- **EXERCISE OBJECTIVE**
Return only the number of lines that hold "ylabel".

Figure data in JSON

******************************

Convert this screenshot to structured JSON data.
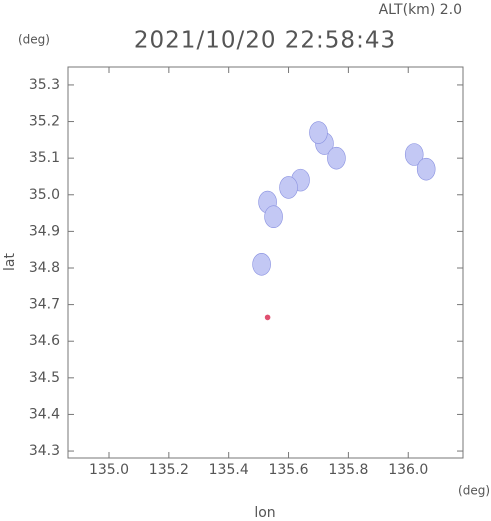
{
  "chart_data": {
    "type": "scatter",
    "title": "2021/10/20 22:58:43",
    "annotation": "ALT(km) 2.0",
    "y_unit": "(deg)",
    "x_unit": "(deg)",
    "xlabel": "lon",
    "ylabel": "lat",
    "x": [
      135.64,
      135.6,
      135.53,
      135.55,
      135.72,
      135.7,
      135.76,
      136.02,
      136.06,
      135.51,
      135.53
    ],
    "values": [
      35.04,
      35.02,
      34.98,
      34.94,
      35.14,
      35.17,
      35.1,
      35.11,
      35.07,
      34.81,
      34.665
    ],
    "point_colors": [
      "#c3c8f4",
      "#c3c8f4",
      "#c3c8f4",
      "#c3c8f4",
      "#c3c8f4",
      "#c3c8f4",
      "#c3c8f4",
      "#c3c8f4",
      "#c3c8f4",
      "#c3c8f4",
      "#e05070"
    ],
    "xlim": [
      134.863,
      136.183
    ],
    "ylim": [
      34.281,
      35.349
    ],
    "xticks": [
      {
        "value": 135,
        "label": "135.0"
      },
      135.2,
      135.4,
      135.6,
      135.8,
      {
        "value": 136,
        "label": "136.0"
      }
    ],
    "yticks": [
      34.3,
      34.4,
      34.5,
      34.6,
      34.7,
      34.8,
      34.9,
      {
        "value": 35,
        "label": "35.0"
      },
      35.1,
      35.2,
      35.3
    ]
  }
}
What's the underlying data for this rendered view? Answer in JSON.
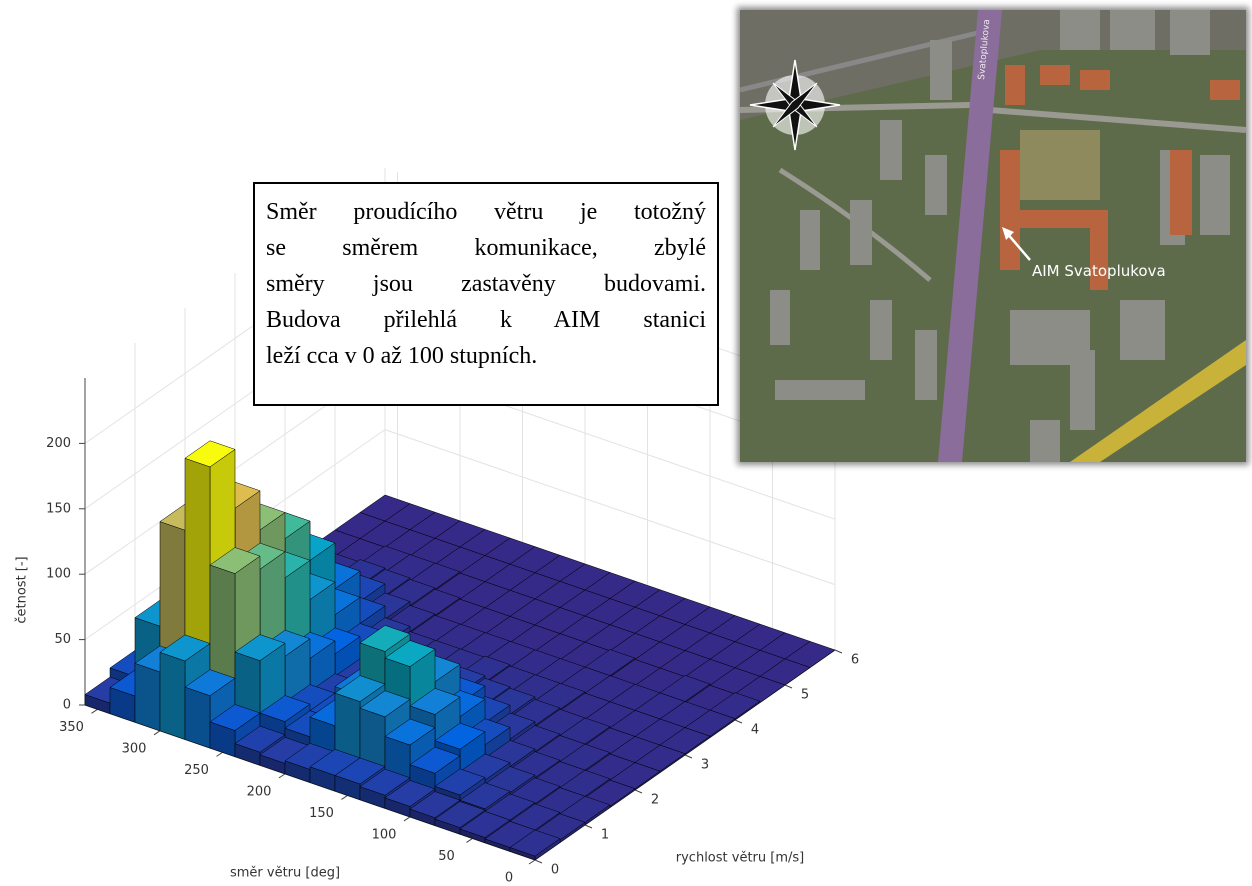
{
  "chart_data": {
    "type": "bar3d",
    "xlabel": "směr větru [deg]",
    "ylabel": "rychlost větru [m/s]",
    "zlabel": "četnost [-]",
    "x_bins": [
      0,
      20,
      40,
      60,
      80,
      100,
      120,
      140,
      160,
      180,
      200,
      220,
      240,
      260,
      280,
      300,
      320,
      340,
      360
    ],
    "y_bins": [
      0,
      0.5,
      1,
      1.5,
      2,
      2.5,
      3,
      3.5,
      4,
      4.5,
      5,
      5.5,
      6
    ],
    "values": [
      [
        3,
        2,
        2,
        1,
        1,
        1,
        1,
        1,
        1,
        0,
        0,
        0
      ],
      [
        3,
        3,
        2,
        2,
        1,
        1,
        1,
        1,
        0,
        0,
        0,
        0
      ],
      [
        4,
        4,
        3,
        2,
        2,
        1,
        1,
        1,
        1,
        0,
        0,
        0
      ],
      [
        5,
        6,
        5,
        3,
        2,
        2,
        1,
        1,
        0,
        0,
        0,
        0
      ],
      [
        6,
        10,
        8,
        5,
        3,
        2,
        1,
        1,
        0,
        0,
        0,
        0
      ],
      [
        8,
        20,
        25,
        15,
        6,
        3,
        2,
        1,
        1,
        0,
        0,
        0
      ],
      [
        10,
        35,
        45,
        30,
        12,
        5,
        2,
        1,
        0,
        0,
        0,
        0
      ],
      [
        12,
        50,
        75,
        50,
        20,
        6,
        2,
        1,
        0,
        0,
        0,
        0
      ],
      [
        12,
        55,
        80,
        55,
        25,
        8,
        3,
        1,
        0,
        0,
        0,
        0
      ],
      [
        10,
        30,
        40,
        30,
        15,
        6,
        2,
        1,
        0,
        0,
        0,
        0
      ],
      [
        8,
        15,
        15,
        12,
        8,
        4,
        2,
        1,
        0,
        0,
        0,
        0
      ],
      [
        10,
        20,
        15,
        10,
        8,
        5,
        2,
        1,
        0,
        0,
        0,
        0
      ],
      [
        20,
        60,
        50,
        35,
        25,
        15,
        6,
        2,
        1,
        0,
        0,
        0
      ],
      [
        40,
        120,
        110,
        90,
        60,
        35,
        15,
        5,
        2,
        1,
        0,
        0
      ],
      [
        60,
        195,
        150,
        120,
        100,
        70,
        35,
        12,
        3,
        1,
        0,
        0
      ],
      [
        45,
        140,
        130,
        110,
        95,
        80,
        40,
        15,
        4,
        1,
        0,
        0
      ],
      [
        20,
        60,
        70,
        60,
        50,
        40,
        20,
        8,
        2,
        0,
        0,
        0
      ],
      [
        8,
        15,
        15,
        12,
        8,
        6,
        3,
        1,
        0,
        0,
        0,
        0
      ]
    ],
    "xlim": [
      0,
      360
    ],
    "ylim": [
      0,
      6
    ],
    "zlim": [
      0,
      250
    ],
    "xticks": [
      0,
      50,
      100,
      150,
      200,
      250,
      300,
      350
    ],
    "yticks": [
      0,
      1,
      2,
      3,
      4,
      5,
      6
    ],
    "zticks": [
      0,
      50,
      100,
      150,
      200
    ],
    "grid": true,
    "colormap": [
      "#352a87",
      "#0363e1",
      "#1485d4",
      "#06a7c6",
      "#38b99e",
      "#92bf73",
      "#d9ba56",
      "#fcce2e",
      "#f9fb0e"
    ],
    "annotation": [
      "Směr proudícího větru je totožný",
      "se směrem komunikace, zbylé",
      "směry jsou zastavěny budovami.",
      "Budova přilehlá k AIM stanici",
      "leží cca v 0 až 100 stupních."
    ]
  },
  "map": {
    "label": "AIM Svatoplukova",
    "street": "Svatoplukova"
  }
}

******************************

- **SOLUTION BELOW**
2